--- Begin Records for the exercise ---

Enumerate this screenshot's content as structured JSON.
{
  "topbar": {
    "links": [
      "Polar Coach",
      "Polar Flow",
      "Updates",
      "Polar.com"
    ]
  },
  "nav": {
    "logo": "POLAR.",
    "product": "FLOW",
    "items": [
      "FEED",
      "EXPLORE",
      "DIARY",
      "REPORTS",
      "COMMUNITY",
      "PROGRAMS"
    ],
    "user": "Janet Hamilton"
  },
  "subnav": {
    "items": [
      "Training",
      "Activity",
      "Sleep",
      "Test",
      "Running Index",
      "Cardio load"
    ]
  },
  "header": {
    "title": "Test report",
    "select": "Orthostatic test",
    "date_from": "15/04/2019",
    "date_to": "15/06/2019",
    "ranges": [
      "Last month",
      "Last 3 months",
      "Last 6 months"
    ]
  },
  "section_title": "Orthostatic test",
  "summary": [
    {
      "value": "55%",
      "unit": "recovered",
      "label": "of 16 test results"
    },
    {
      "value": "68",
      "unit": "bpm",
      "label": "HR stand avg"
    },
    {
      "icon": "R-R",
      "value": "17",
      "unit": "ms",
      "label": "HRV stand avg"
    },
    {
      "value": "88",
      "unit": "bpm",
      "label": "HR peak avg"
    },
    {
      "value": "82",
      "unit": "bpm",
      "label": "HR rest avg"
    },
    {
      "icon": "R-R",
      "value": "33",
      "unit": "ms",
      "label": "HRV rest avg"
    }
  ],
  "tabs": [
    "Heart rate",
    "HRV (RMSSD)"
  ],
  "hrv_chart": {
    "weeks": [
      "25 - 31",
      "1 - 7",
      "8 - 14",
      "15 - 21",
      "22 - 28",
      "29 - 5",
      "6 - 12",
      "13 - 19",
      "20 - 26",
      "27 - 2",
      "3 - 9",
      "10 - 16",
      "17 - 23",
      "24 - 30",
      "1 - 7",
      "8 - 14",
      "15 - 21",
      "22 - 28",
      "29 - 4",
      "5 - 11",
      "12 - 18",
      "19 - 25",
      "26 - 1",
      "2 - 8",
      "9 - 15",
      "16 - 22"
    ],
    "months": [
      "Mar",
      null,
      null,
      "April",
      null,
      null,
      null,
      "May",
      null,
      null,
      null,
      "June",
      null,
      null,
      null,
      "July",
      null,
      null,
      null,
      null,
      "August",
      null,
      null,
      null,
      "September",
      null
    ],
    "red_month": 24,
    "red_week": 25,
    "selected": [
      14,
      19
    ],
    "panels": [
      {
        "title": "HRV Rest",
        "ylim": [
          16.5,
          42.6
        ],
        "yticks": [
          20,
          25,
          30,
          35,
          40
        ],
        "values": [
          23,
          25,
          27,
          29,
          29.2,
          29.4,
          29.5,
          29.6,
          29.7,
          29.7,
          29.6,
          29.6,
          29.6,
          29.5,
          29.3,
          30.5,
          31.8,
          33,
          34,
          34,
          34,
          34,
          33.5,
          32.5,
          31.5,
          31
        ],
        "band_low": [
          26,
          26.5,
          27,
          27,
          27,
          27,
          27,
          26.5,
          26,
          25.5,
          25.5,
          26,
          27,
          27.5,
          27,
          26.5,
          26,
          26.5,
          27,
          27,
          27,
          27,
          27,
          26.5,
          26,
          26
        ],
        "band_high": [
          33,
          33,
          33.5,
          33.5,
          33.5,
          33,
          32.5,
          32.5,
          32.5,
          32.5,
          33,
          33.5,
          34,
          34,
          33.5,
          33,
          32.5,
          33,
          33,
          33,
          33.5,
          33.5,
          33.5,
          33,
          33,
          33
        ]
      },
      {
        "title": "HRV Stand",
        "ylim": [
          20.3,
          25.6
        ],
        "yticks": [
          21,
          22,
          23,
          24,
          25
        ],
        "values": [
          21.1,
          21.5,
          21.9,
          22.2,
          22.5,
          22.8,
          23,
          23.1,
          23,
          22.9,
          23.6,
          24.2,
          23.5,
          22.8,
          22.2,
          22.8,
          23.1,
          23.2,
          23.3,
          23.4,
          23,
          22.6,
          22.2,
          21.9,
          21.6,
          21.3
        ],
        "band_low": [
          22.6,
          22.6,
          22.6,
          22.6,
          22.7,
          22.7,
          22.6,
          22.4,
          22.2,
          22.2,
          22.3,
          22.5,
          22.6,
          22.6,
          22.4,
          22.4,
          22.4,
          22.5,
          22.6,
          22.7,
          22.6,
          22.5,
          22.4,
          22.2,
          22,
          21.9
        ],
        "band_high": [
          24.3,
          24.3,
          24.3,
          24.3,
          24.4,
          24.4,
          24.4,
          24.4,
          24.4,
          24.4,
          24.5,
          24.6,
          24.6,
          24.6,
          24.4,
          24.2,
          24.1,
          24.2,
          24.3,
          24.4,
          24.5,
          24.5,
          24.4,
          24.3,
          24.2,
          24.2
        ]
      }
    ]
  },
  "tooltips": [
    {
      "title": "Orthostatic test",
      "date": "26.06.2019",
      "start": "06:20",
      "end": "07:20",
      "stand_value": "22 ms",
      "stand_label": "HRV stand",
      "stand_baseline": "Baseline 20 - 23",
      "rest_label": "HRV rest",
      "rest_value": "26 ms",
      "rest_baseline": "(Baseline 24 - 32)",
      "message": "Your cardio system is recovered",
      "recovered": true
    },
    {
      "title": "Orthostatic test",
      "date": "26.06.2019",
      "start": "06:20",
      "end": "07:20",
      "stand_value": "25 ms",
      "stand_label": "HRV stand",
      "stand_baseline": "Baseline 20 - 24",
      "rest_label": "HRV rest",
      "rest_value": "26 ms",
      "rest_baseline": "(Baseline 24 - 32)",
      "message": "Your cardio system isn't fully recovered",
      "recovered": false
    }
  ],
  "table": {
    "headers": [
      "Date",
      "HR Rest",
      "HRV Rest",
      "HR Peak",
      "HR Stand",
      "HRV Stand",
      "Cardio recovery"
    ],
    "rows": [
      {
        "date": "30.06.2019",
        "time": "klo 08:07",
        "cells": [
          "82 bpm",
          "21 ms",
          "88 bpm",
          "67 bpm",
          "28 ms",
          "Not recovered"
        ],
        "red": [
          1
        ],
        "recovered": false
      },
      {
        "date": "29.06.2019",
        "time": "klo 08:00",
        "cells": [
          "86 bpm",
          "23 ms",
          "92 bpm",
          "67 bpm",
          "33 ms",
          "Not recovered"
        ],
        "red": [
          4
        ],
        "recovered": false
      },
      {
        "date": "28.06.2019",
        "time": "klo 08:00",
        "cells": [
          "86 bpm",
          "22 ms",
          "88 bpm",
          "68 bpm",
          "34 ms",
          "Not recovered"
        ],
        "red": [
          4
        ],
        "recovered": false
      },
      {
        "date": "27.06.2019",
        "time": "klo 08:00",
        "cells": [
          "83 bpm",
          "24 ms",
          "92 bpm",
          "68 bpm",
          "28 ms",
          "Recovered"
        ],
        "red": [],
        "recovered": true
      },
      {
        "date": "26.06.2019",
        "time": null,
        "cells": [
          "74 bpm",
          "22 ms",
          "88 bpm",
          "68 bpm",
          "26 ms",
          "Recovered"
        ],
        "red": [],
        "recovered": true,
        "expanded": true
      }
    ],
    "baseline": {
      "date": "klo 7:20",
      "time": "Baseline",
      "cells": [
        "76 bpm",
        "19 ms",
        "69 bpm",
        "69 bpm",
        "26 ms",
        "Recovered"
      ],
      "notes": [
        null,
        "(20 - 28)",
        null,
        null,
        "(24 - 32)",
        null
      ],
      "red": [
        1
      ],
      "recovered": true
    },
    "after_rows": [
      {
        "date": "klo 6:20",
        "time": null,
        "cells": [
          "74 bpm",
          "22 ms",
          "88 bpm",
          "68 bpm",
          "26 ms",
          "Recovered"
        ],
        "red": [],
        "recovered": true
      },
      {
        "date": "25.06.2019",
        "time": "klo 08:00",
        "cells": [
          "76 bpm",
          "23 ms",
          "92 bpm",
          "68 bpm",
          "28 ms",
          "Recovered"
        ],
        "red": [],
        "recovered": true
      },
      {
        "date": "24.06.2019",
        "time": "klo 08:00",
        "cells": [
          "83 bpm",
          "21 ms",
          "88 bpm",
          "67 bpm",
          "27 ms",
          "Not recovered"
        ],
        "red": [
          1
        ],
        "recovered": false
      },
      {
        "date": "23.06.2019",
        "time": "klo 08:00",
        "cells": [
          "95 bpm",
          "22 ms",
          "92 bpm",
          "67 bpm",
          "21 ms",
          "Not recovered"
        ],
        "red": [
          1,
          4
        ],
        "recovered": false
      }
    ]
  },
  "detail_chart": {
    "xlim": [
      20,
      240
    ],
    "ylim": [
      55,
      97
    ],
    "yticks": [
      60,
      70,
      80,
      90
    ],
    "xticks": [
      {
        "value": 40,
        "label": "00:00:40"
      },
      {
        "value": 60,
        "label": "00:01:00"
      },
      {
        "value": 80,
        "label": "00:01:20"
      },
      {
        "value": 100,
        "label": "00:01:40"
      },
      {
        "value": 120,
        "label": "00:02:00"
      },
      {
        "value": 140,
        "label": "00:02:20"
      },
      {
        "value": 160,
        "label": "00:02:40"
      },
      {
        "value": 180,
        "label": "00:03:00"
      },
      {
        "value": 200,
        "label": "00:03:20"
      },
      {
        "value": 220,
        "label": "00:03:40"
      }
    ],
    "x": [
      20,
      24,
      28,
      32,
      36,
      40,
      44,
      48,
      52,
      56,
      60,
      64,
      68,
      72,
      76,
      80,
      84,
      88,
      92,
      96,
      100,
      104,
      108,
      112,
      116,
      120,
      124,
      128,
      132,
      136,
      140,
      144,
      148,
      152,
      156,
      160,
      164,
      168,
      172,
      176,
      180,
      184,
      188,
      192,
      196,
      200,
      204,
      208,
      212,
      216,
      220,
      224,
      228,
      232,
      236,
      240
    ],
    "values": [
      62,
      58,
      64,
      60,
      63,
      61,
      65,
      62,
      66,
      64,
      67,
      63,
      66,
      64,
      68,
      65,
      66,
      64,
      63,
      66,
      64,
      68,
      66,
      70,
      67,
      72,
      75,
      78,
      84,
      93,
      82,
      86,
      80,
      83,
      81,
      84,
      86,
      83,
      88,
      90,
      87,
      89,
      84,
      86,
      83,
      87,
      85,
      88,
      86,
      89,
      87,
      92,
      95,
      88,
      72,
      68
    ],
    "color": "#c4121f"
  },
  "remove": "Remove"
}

--- End Records for the exercise ---

Instructions to follow: In the lines above, locate the string "Last". Copy every line where it occurs.

Written solution:
      "Last month",
      "Last 3 months",
      "Last 6 months"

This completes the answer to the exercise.